>> start SOURCE PASSAGE
John Hesselberth on wed 9 feb 05
On Tuesday, February 8, 2005, at 06:43 PM, David Beumee wrote:
> Can anybody guide me to an "accepted" thermal shock test?
Hi David,
You can check out ASTM C554-93. It is titled "Standard Test Method for
Crazing Resistance of Fired Glazed Ceramic Whitewares by Thermal Shock
Method". While the title indicates it is aimed at craze resistance, the
test it quite rigorous. Since ASTM charges about $25 for each
procedure, here is a brief synopsis.
You find an oven capable of 250-450 deg F. You take your test piece (a
whole piece of ware, not a test tile) and start at 250. Heat for 20
minutes and plunge into 68 deg F water. Examine for crazing (or
shattering I guess). Increase temperature 25 deg F. Repeat. Continue to
450 deg F. Pieces that pass 3 cycles at 300 deg F are considered craze
resistant. You also have to report body cracks but the procedure
doesn't say what you do about them or what they mean.
>> end SOURCE PASSAGE
** TO BE DONE **
Can you write out the whole post on the thermal shock test above, word for word and line for line?
>> start SUPPLIED RECORDS
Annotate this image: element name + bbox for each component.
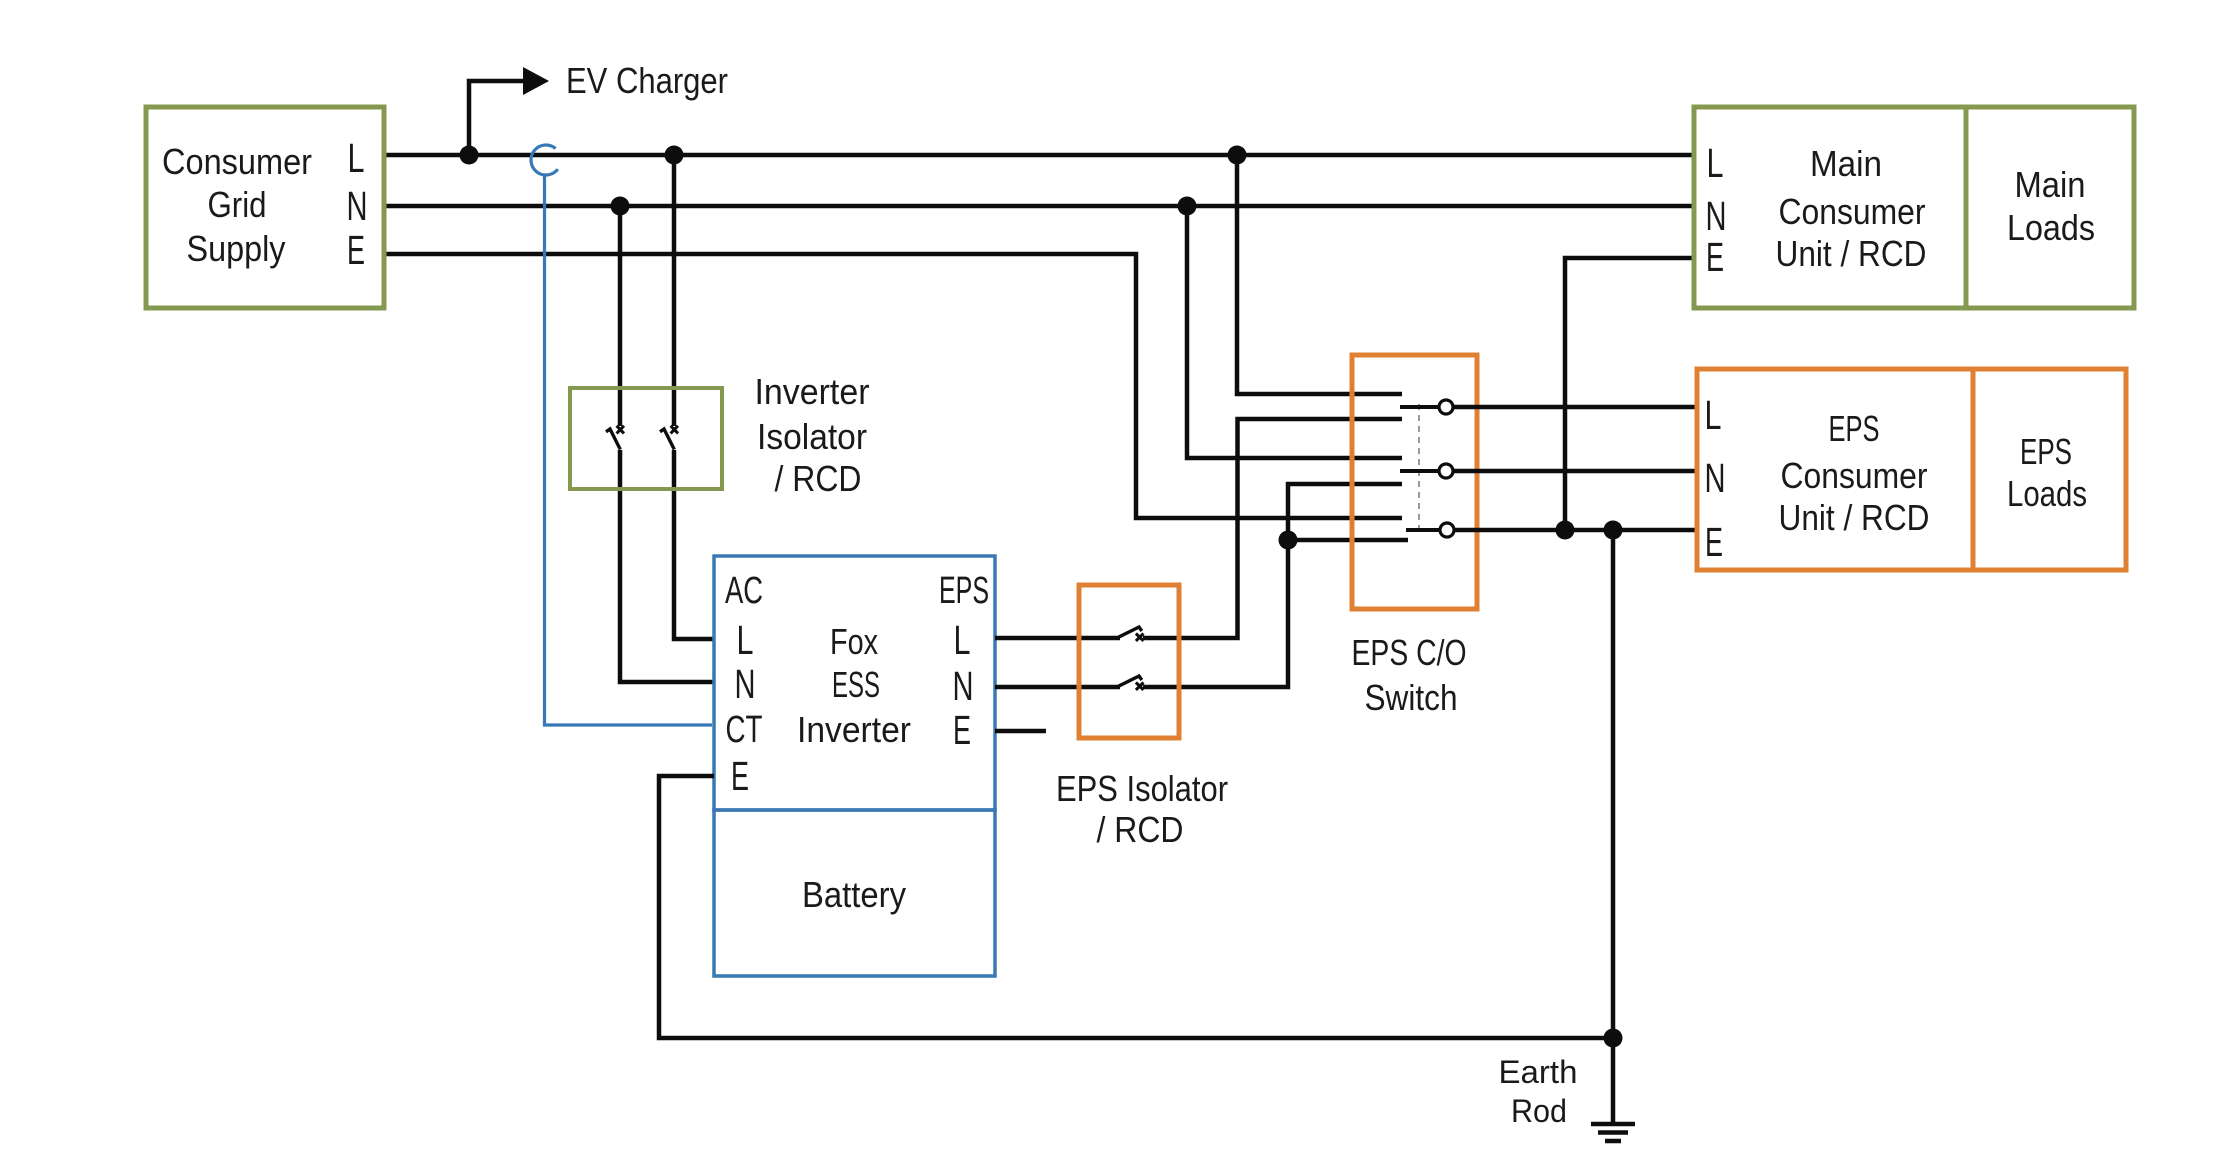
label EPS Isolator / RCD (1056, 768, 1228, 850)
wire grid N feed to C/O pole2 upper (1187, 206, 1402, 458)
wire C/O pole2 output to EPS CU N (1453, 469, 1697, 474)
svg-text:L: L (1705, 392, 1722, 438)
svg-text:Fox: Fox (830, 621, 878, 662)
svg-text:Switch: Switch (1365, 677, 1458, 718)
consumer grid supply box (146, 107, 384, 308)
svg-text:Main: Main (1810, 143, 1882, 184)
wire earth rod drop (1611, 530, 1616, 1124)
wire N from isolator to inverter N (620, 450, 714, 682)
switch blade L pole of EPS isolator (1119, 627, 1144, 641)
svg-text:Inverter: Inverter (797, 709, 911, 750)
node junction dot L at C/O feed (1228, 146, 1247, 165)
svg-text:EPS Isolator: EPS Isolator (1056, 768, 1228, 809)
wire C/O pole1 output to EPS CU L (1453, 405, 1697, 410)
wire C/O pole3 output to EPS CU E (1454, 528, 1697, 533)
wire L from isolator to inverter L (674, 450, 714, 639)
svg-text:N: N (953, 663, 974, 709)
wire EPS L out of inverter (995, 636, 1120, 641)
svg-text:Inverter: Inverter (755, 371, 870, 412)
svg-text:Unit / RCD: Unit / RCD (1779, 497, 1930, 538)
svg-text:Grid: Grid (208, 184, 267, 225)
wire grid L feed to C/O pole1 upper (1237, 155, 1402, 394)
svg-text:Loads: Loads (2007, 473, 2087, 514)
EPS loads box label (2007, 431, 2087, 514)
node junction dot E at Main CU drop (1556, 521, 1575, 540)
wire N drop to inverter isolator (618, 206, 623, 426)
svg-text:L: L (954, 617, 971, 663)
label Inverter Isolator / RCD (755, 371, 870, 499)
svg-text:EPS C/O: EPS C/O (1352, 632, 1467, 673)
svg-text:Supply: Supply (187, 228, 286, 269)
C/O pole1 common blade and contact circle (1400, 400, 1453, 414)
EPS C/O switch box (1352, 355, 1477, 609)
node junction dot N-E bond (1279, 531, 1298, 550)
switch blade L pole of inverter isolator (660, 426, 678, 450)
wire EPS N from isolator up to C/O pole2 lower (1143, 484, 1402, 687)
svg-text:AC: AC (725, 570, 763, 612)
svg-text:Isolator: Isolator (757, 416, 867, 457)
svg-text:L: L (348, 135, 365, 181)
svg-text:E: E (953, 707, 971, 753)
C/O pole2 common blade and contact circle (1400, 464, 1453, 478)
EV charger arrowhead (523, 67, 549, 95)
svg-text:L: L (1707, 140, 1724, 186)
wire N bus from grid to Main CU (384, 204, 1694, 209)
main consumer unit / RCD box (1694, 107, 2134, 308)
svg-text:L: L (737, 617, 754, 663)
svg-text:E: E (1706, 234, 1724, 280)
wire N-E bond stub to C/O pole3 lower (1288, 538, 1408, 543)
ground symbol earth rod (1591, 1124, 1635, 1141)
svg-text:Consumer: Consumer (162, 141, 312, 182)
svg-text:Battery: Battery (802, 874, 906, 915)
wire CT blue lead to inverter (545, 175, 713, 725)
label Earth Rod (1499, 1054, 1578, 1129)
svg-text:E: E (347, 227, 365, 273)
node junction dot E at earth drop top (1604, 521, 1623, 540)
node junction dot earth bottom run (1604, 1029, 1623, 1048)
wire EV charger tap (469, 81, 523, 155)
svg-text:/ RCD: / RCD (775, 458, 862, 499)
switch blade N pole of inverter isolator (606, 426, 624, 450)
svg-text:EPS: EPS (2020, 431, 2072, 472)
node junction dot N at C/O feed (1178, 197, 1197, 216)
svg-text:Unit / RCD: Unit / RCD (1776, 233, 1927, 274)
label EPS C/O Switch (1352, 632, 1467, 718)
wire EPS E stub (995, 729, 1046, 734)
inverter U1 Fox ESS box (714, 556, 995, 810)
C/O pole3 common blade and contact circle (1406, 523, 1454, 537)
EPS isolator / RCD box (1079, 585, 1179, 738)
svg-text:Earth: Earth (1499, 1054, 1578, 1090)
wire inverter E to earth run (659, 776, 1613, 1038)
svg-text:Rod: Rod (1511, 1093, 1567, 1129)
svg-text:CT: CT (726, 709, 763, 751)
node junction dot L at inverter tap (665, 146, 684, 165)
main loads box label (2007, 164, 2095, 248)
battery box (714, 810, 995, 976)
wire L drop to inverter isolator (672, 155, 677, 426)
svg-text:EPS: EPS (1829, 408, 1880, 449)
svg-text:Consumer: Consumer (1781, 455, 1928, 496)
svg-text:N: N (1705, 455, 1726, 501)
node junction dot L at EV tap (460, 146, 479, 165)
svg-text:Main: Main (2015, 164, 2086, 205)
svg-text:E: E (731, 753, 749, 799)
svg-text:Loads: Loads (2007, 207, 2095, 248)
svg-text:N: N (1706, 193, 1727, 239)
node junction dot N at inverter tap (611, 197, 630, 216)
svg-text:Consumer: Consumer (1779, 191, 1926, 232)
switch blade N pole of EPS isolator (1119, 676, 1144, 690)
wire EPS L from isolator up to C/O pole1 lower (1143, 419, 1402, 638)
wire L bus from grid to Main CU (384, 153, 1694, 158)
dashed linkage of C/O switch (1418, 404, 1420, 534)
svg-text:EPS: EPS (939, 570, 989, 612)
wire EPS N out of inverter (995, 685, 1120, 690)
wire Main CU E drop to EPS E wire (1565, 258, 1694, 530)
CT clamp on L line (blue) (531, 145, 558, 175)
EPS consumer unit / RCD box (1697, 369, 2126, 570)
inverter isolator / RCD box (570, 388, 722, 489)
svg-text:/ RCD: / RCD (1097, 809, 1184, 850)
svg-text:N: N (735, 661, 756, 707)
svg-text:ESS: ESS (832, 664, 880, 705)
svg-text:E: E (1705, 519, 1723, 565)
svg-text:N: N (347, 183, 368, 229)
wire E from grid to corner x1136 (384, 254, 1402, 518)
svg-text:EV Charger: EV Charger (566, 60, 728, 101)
>> end SUPPLIED RECORDS
>> start SUPPLIED RECORDS
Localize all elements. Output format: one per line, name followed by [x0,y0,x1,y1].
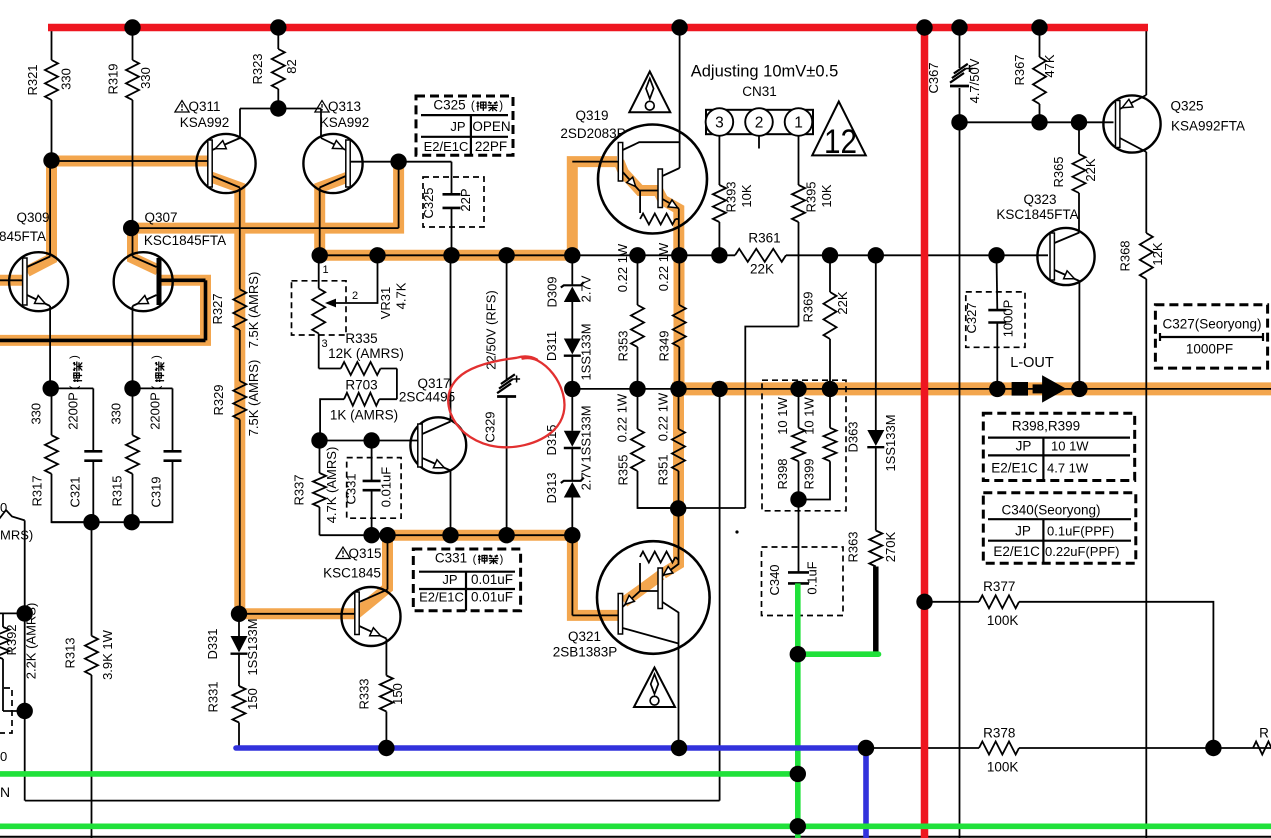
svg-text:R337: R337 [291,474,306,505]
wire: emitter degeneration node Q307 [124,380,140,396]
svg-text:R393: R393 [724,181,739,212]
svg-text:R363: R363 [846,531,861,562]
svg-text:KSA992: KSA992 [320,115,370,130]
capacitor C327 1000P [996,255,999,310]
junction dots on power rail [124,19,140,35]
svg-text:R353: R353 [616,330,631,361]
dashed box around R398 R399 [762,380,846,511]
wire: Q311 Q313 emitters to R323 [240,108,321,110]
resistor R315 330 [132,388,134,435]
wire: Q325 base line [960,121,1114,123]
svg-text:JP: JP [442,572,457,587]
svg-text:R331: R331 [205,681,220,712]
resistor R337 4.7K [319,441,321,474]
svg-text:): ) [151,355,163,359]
>> end SUPPLIED RECORDS
** ANSWER TO THIS TASK **
John Hesselberth on wed 9 feb 05
On Tuesday, February 8, 2005, at 06:43 PM, David Beumee wrote:
> Can anybody guide me to an "accepted" thermal shock test?
Hi David,
You can check out ASTM C554-93. It is titled "Standard Test Method for
Crazing Resistance of Fired Glazed Ceramic Whitewares by Thermal Shock
Method". While the title indicates it is aimed at craze resistance, the
test it quite rigorous. Since ASTM charges about $25 for each
procedure, here is a brief synopsis.
You find an oven capable of 250-450 deg F. You take your test piece (a
whole piece of ware, not a test tile) and start at 250. Heat for 20
minutes and plunge into 68 deg F water. Examine for crazing (or
shattering I guess). Increase temperature 25 deg F. Repeat. Continue to
450 deg F. Pieces that pass 3 cycles at 300 deg F are considered craze
resistant. You also have to report body cracks but the procedure
doesn't say what you do about them or what they mean.